Begin DATA TO PROCESS

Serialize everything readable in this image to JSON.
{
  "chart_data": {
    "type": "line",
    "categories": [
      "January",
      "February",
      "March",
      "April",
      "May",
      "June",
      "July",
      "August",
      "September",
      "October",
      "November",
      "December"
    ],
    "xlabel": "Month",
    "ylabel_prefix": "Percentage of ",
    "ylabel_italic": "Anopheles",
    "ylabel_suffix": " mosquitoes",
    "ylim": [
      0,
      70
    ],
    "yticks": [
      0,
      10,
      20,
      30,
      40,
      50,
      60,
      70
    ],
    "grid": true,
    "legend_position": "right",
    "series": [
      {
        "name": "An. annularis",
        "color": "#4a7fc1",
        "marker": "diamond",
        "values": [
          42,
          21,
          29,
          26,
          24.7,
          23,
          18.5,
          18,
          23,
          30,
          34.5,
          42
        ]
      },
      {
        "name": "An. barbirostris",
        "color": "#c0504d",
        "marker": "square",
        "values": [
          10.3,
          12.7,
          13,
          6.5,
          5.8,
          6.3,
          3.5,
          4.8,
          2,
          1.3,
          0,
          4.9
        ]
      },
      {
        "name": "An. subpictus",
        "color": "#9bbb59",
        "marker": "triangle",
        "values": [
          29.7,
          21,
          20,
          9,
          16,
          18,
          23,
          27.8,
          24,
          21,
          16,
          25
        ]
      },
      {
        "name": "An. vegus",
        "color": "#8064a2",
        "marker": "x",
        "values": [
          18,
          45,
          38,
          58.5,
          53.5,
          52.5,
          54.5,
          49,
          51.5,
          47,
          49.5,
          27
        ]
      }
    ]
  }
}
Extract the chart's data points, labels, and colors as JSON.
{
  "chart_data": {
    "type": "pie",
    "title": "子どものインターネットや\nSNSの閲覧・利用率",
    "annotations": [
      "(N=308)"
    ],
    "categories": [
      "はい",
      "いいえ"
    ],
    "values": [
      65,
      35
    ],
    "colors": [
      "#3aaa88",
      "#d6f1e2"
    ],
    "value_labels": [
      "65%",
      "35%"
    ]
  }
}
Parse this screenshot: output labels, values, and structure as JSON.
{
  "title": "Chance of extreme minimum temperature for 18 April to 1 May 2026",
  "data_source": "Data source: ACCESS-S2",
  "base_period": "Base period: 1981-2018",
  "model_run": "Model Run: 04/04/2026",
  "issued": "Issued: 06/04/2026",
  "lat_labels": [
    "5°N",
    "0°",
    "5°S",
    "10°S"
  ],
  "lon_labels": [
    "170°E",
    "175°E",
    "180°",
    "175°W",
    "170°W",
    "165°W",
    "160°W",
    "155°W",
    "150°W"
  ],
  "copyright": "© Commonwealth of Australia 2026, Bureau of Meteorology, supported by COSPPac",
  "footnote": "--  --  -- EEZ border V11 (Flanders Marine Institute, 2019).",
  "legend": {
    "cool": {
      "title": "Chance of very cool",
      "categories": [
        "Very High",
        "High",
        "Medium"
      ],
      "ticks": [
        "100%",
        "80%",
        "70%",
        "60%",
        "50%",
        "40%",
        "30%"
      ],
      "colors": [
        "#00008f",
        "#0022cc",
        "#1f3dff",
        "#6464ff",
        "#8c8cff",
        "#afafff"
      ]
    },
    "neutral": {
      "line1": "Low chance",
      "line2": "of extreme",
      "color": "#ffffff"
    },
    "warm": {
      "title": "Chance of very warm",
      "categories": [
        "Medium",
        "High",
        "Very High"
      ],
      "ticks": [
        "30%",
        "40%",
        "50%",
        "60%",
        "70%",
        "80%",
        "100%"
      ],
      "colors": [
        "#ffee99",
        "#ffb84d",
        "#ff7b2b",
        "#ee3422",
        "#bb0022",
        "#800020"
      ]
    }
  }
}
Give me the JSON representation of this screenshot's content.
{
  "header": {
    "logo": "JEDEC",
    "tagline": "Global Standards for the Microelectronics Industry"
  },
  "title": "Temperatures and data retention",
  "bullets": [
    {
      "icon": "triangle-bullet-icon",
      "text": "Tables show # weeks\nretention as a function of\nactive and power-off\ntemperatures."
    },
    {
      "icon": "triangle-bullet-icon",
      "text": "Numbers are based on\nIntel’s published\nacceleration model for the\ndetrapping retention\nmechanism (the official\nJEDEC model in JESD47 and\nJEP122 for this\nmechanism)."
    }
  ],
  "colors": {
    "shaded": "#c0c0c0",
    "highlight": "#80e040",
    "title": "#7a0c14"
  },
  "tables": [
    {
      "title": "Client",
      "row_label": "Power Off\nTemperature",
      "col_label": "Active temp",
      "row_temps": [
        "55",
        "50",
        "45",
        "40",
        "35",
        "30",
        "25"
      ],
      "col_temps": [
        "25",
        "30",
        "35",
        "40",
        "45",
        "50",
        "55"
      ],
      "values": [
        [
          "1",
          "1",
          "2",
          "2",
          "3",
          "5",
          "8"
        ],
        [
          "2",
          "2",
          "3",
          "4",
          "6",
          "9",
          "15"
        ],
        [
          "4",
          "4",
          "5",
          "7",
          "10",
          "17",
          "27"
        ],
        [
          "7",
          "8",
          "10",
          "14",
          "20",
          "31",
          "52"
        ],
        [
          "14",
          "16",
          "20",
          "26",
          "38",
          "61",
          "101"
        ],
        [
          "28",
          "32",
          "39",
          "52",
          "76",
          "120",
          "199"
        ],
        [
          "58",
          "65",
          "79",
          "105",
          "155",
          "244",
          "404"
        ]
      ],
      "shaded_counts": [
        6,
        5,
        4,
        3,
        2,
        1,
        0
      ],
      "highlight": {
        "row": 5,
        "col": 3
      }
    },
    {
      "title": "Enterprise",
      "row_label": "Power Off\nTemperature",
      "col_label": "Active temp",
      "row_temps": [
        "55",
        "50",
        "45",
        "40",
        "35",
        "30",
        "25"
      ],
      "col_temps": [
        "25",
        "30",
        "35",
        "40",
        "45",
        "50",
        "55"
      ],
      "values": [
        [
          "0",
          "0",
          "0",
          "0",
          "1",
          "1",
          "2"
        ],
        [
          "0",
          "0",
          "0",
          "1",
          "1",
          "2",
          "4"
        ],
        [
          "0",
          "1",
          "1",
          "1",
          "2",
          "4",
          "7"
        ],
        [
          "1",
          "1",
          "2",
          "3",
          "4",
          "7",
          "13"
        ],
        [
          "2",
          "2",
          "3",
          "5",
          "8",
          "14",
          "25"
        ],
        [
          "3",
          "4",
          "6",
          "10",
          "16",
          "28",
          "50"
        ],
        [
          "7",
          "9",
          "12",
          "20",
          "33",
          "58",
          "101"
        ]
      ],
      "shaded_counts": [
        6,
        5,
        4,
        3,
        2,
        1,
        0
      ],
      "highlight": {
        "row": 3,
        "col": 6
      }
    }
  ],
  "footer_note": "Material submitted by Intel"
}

End DATA TO PROCESS

§ **PROBLEM REQUIREMENTS**: Write the entries again, exactly as they stand.

§ **FINISHED TASK**:
Serialize everything readable in this image to JSON.
{
  "chart_data": {
    "type": "line",
    "categories": [
      "January",
      "February",
      "March",
      "April",
      "May",
      "June",
      "July",
      "August",
      "September",
      "October",
      "November",
      "December"
    ],
    "xlabel": "Month",
    "ylabel_prefix": "Percentage of ",
    "ylabel_italic": "Anopheles",
    "ylabel_suffix": " mosquitoes",
    "ylim": [
      0,
      70
    ],
    "yticks": [
      0,
      10,
      20,
      30,
      40,
      50,
      60,
      70
    ],
    "grid": true,
    "legend_position": "right",
    "series": [
      {
        "name": "An. annularis",
        "color": "#4a7fc1",
        "marker": "diamond",
        "values": [
          42,
          21,
          29,
          26,
          24.7,
          23,
          18.5,
          18,
          23,
          30,
          34.5,
          42
        ]
      },
      {
        "name": "An. barbirostris",
        "color": "#c0504d",
        "marker": "square",
        "values": [
          10.3,
          12.7,
          13,
          6.5,
          5.8,
          6.3,
          3.5,
          4.8,
          2,
          1.3,
          0,
          4.9
        ]
      },
      {
        "name": "An. subpictus",
        "color": "#9bbb59",
        "marker": "triangle",
        "values": [
          29.7,
          21,
          20,
          9,
          16,
          18,
          23,
          27.8,
          24,
          21,
          16,
          25
        ]
      },
      {
        "name": "An. vegus",
        "color": "#8064a2",
        "marker": "x",
        "values": [
          18,
          45,
          38,
          58.5,
          53.5,
          52.5,
          54.5,
          49,
          51.5,
          47,
          49.5,
          27
        ]
      }
    ]
  }
}
Extract the chart's data points, labels, and colors as JSON.
{
  "chart_data": {
    "type": "pie",
    "title": "子どものインターネットや\nSNSの閲覧・利用率",
    "annotations": [
      "(N=308)"
    ],
    "categories": [
      "はい",
      "いいえ"
    ],
    "values": [
      65,
      35
    ],
    "colors": [
      "#3aaa88",
      "#d6f1e2"
    ],
    "value_labels": [
      "65%",
      "35%"
    ]
  }
}
Parse this screenshot: output labels, values, and structure as JSON.
{
  "title": "Chance of extreme minimum temperature for 18 April to 1 May 2026",
  "data_source": "Data source: ACCESS-S2",
  "base_period": "Base period: 1981-2018",
  "model_run": "Model Run: 04/04/2026",
  "issued": "Issued: 06/04/2026",
  "lat_labels": [
    "5°N",
    "0°",
    "5°S",
    "10°S"
  ],
  "lon_labels": [
    "170°E",
    "175°E",
    "180°",
    "175°W",
    "170°W",
    "165°W",
    "160°W",
    "155°W",
    "150°W"
  ],
  "copyright": "© Commonwealth of Australia 2026, Bureau of Meteorology, supported by COSPPac",
  "footnote": "--  --  -- EEZ border V11 (Flanders Marine Institute, 2019).",
  "legend": {
    "cool": {
      "title": "Chance of very cool",
      "categories": [
        "Very High",
        "High",
        "Medium"
      ],
      "ticks": [
        "100%",
        "80%",
        "70%",
        "60%",
        "50%",
        "40%",
        "30%"
      ],
      "colors": [
        "#00008f",
        "#0022cc",
        "#1f3dff",
        "#6464ff",
        "#8c8cff",
        "#afafff"
      ]
    },
    "neutral": {
      "line1": "Low chance",
      "line2": "of extreme",
      "color": "#ffffff"
    },
    "warm": {
      "title": "Chance of very warm",
      "categories": [
        "Medium",
        "High",
        "Very High"
      ],
      "ticks": [
        "30%",
        "40%",
        "50%",
        "60%",
        "70%",
        "80%",
        "100%"
      ],
      "colors": [
        "#ffee99",
        "#ffb84d",
        "#ff7b2b",
        "#ee3422",
        "#bb0022",
        "#800020"
      ]
    }
  }
}
Give me the JSON representation of this screenshot's content.
{
  "header": {
    "logo": "JEDEC",
    "tagline": "Global Standards for the Microelectronics Industry"
  },
  "title": "Temperatures and data retention",
  "bullets": [
    {
      "icon": "triangle-bullet-icon",
      "text": "Tables show # weeks\nretention as a function of\nactive and power-off\ntemperatures."
    },
    {
      "icon": "triangle-bullet-icon",
      "text": "Numbers are based on\nIntel’s published\nacceleration model for the\ndetrapping retention\nmechanism (the official\nJEDEC model in JESD47 and\nJEP122 for this\nmechanism)."
    }
  ],
  "colors": {
    "shaded": "#c0c0c0",
    "highlight": "#80e040",
    "title": "#7a0c14"
  },
  "tables": [
    {
      "title": "Client",
      "row_label": "Power Off\nTemperature",
      "col_label": "Active temp",
      "row_temps": [
        "55",
        "50",
        "45",
        "40",
        "35",
        "30",
        "25"
      ],
      "col_temps": [
        "25",
        "30",
        "35",
        "40",
        "45",
        "50",
        "55"
      ],
      "values": [
        [
          "1",
          "1",
          "2",
          "2",
          "3",
          "5",
          "8"
        ],
        [
          "2",
          "2",
          "3",
          "4",
          "6",
          "9",
          "15"
        ],
        [
          "4",
          "4",
          "5",
          "7",
          "10",
          "17",
          "27"
        ],
        [
          "7",
          "8",
          "10",
          "14",
          "20",
          "31",
          "52"
        ],
        [
          "14",
          "16",
          "20",
          "26",
          "38",
          "61",
          "101"
        ],
        [
          "28",
          "32",
          "39",
          "52",
          "76",
          "120",
          "199"
        ],
        [
          "58",
          "65",
          "79",
          "105",
          "155",
          "244",
          "404"
        ]
      ],
      "shaded_counts": [
        6,
        5,
        4,
        3,
        2,
        1,
        0
      ],
      "highlight": {
        "row": 5,
        "col": 3
      }
    },
    {
      "title": "Enterprise",
      "row_label": "Power Off\nTemperature",
      "col_label": "Active temp",
      "row_temps": [
        "55",
        "50",
        "45",
        "40",
        "35",
        "30",
        "25"
      ],
      "col_temps": [
        "25",
        "30",
        "35",
        "40",
        "45",
        "50",
        "55"
      ],
      "values": [
        [
          "0",
          "0",
          "0",
          "0",
          "1",
          "1",
          "2"
        ],
        [
          "0",
          "0",
          "0",
          "1",
          "1",
          "2",
          "4"
        ],
        [
          "0",
          "1",
          "1",
          "1",
          "2",
          "4",
          "7"
        ],
        [
          "1",
          "1",
          "2",
          "3",
          "4",
          "7",
          "13"
        ],
        [
          "2",
          "2",
          "3",
          "5",
          "8",
          "14",
          "25"
        ],
        [
          "3",
          "4",
          "6",
          "10",
          "16",
          "28",
          "50"
        ],
        [
          "7",
          "9",
          "12",
          "20",
          "33",
          "58",
          "101"
        ]
      ],
      "shaded_counts": [
        6,
        5,
        4,
        3,
        2,
        1,
        0
      ],
      "highlight": {
        "row": 3,
        "col": 6
      }
    }
  ],
  "footer_note": "Material submitted by Intel"
}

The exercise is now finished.